## What the exercise asks
Copy all entries without alteration and skip the pictures they hold.

::: Records to process

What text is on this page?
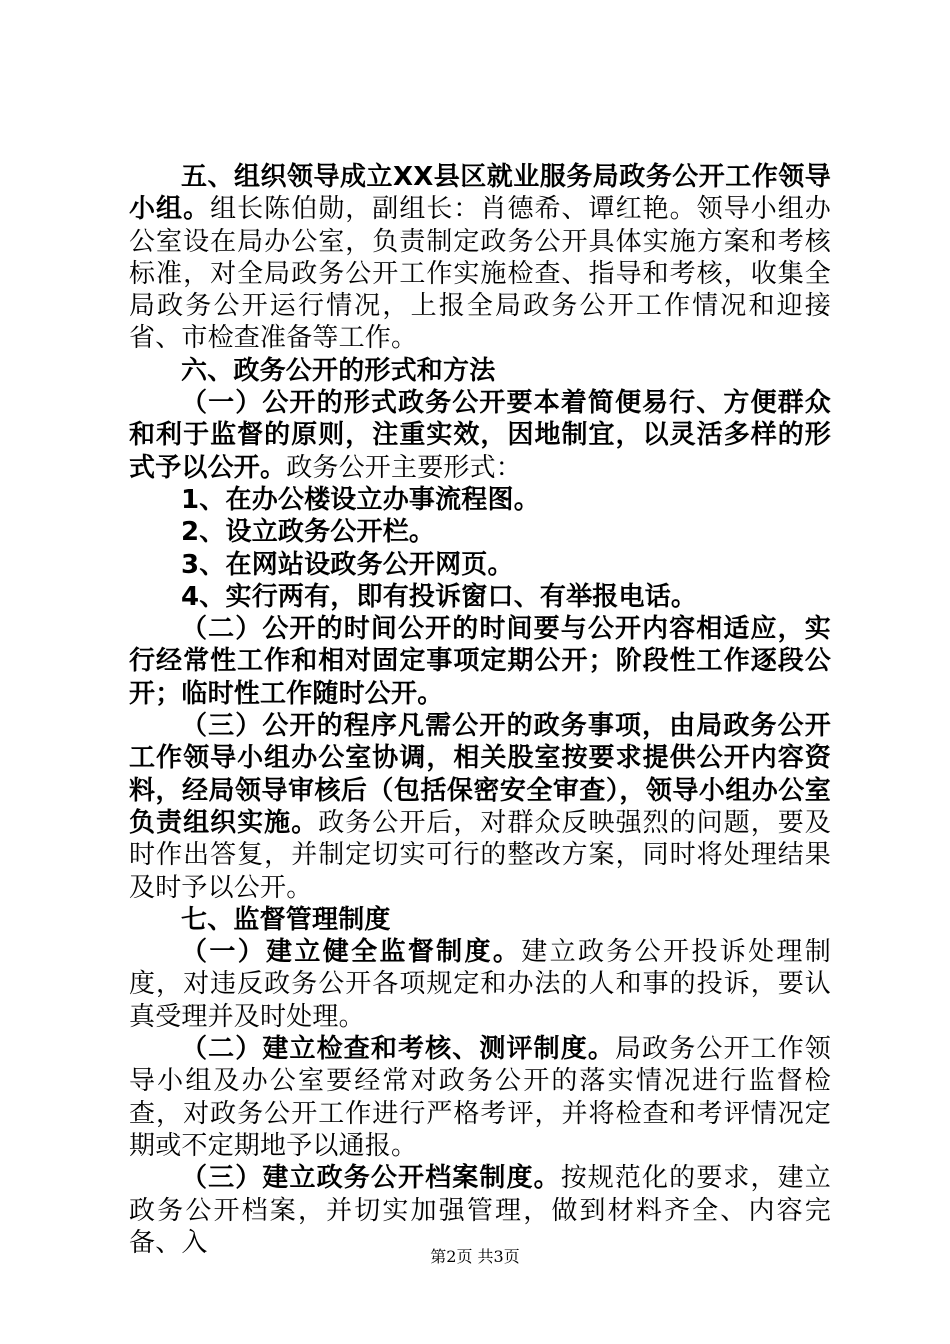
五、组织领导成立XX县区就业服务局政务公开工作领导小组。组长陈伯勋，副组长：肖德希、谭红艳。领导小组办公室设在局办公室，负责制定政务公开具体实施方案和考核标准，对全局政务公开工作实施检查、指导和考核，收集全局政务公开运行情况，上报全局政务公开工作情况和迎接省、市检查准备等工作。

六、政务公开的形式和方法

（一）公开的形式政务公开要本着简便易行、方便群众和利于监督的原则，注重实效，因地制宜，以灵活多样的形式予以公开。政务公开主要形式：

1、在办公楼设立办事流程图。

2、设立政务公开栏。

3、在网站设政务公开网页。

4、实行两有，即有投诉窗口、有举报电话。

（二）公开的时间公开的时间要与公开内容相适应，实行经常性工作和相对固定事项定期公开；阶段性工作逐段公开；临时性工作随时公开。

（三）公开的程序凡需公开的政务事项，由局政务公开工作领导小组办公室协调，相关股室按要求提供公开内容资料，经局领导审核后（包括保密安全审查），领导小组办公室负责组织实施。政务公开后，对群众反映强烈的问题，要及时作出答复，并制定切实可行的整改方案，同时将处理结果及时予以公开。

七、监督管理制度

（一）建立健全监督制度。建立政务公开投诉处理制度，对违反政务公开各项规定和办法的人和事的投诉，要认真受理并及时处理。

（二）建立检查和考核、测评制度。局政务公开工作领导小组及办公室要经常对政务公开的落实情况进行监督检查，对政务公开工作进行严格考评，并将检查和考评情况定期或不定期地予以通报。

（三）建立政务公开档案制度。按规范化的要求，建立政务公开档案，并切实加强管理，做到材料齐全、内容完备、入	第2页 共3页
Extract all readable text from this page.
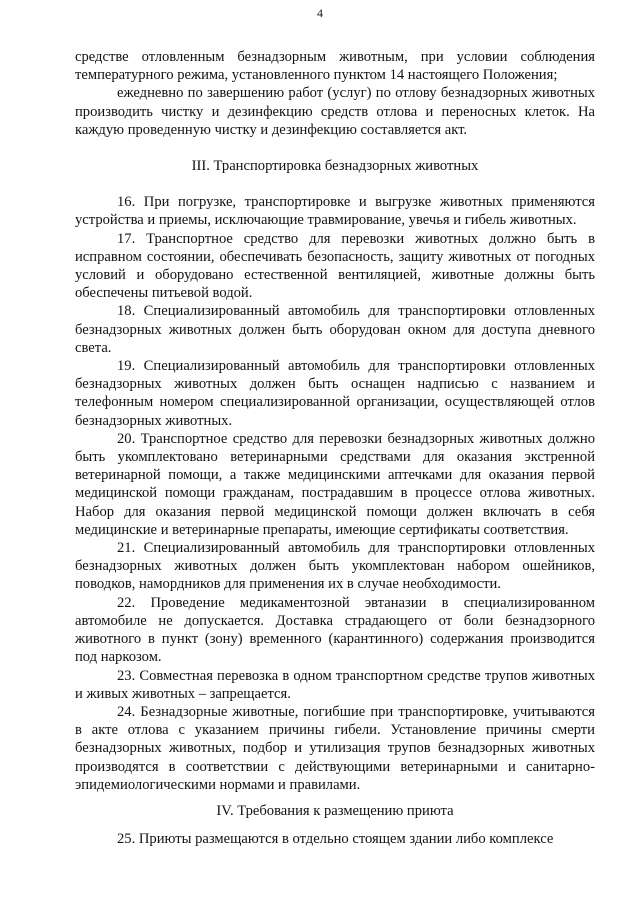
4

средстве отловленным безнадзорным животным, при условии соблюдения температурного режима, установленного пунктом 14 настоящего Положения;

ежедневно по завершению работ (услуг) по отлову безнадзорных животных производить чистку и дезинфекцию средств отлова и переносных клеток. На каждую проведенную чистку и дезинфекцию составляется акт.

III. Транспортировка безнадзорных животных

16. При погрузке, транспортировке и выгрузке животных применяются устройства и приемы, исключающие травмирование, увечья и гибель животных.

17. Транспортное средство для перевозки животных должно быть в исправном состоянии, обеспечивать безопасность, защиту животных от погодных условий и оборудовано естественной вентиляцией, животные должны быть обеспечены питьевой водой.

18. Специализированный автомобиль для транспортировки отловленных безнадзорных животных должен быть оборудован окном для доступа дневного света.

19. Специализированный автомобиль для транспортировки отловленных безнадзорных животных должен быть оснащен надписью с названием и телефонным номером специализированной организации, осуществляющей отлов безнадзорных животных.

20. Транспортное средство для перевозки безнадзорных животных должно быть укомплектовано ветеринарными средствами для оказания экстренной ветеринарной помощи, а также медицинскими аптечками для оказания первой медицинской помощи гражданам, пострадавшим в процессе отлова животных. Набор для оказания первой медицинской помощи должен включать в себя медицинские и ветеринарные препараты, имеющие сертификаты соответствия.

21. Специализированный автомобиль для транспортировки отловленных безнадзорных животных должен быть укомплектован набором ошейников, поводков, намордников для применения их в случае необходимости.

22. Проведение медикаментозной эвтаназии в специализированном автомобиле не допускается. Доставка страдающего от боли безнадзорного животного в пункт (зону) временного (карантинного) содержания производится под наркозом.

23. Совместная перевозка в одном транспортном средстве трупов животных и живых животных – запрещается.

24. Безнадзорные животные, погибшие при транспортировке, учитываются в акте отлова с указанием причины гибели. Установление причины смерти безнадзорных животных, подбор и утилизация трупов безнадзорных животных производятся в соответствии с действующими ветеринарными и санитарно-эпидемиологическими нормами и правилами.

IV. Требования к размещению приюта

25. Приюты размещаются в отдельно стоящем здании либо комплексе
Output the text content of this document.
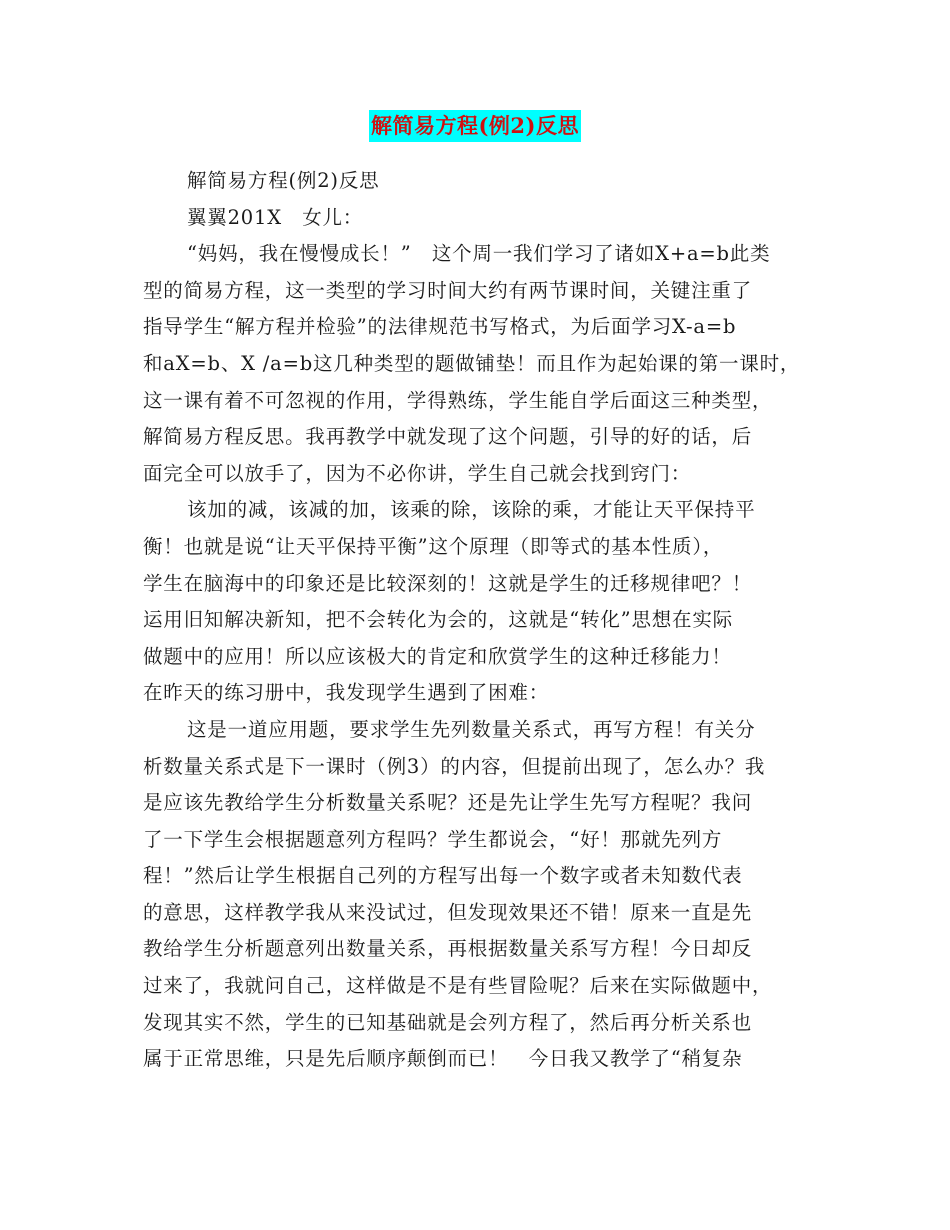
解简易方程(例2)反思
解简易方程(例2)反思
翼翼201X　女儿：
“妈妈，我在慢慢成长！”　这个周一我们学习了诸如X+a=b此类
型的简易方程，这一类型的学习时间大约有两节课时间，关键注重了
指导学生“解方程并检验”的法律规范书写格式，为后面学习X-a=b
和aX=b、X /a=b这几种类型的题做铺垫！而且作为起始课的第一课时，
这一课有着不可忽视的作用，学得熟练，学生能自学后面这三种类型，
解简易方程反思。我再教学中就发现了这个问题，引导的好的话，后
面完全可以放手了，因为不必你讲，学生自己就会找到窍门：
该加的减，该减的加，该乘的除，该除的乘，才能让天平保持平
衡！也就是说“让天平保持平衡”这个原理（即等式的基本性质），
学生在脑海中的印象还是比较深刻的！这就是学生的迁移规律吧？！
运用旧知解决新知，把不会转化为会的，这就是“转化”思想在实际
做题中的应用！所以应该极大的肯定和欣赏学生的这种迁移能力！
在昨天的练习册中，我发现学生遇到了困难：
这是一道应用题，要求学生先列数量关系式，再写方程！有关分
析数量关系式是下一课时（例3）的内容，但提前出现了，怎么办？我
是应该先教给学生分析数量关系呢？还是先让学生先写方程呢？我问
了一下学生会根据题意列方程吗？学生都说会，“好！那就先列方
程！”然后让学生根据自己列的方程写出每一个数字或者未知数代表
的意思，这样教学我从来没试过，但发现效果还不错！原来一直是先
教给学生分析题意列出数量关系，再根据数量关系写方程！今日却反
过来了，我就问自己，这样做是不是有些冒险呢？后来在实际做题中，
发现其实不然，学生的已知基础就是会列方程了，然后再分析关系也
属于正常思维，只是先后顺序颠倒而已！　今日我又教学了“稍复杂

::::::

## Result
What text is on this page?
五、组织领导成立XX县区就业服务局政务公开工作领导小组。组长陈伯勋，副组长：肖德希、谭红艳。领导小组办公室设在局办公室，负责制定政务公开具体实施方案和考核标准，对全局政务公开工作实施检查、指导和考核，收集全局政务公开运行情况，上报全局政务公开工作情况和迎接省、市检查准备等工作。

六、政务公开的形式和方法

（一）公开的形式政务公开要本着简便易行、方便群众和利于监督的原则，注重实效，因地制宜，以灵活多样的形式予以公开。政务公开主要形式：

1、在办公楼设立办事流程图。

2、设立政务公开栏。

3、在网站设政务公开网页。

4、实行两有，即有投诉窗口、有举报电话。

（二）公开的时间公开的时间要与公开内容相适应，实行经常性工作和相对固定事项定期公开；阶段性工作逐段公开；临时性工作随时公开。

（三）公开的程序凡需公开的政务事项，由局政务公开工作领导小组办公室协调，相关股室按要求提供公开内容资料，经局领导审核后（包括保密安全审查），领导小组办公室负责组织实施。政务公开后，对群众反映强烈的问题，要及时作出答复，并制定切实可行的整改方案，同时将处理结果及时予以公开。

七、监督管理制度

（一）建立健全监督制度。建立政务公开投诉处理制度，对违反政务公开各项规定和办法的人和事的投诉，要认真受理并及时处理。

（二）建立检查和考核、测评制度。局政务公开工作领导小组及办公室要经常对政务公开的落实情况进行监督检查，对政务公开工作进行严格考评，并将检查和考评情况定期或不定期地予以通报。

（三）建立政务公开档案制度。按规范化的要求，建立政务公开档案，并切实加强管理，做到材料齐全、内容完备、入	第2页 共3页
Extract all readable text from this page.
4

средстве отловленным безнадзорным животным, при условии соблюдения температурного режима, установленного пунктом 14 настоящего Положения;

ежедневно по завершению работ (услуг) по отлову безнадзорных животных производить чистку и дезинфекцию средств отлова и переносных клеток. На каждую проведенную чистку и дезинфекцию составляется акт.

III. Транспортировка безнадзорных животных

16. При погрузке, транспортировке и выгрузке животных применяются устройства и приемы, исключающие травмирование, увечья и гибель животных.

17. Транспортное средство для перевозки животных должно быть в исправном состоянии, обеспечивать безопасность, защиту животных от погодных условий и оборудовано естественной вентиляцией, животные должны быть обеспечены питьевой водой.

18. Специализированный автомобиль для транспортировки отловленных безнадзорных животных должен быть оборудован окном для доступа дневного света.

19. Специализированный автомобиль для транспортировки отловленных безнадзорных животных должен быть оснащен надписью с названием и телефонным номером специализированной организации, осуществляющей отлов безнадзорных животных.

20. Транспортное средство для перевозки безнадзорных животных должно быть укомплектовано ветеринарными средствами для оказания экстренной ветеринарной помощи, а также медицинскими аптечками для оказания первой медицинской помощи гражданам, пострадавшим в процессе отлова животных. Набор для оказания первой медицинской помощи должен включать в себя медицинские и ветеринарные препараты, имеющие сертификаты соответствия.

21. Специализированный автомобиль для транспортировки отловленных безнадзорных животных должен быть укомплектован набором ошейников, поводков, намордников для применения их в случае необходимости.

22. Проведение медикаментозной эвтаназии в специализированном автомобиле не допускается. Доставка страдающего от боли безнадзорного животного в пункт (зону) временного (карантинного) содержания производится под наркозом.

23. Совместная перевозка в одном транспортном средстве трупов животных и живых животных – запрещается.

24. Безнадзорные животные, погибшие при транспортировке, учитываются в акте отлова с указанием причины гибели. Установление причины смерти безнадзорных животных, подбор и утилизация трупов безнадзорных животных производятся в соответствии с действующими ветеринарными и санитарно-эпидемиологическими нормами и правилами.

IV. Требования к размещению приюта

25. Приюты размещаются в отдельно стоящем здании либо комплексе
Output the text content of this document.
解简易方程(例2)反思
解简易方程(例2)反思
翼翼201X　女儿：
“妈妈，我在慢慢成长！”　这个周一我们学习了诸如X+a=b此类
型的简易方程，这一类型的学习时间大约有两节课时间，关键注重了
指导学生“解方程并检验”的法律规范书写格式，为后面学习X-a=b
和aX=b、X /a=b这几种类型的题做铺垫！而且作为起始课的第一课时，
这一课有着不可忽视的作用，学得熟练，学生能自学后面这三种类型，
解简易方程反思。我再教学中就发现了这个问题，引导的好的话，后
面完全可以放手了，因为不必你讲，学生自己就会找到窍门：
该加的减，该减的加，该乘的除，该除的乘，才能让天平保持平
衡！也就是说“让天平保持平衡”这个原理（即等式的基本性质），
学生在脑海中的印象还是比较深刻的！这就是学生的迁移规律吧？！
运用旧知解决新知，把不会转化为会的，这就是“转化”思想在实际
做题中的应用！所以应该极大的肯定和欣赏学生的这种迁移能力！
在昨天的练习册中，我发现学生遇到了困难：
这是一道应用题，要求学生先列数量关系式，再写方程！有关分
析数量关系式是下一课时（例3）的内容，但提前出现了，怎么办？我
是应该先教给学生分析数量关系呢？还是先让学生先写方程呢？我问
了一下学生会根据题意列方程吗？学生都说会，“好！那就先列方
程！”然后让学生根据自己列的方程写出每一个数字或者未知数代表
的意思，这样教学我从来没试过，但发现效果还不错！原来一直是先
教给学生分析题意列出数量关系，再根据数量关系写方程！今日却反
过来了，我就问自己，这样做是不是有些冒险呢？后来在实际做题中，
发现其实不然，学生的已知基础就是会列方程了，然后再分析关系也
属于正常思维，只是先后顺序颠倒而已！　今日我又教学了“稍复杂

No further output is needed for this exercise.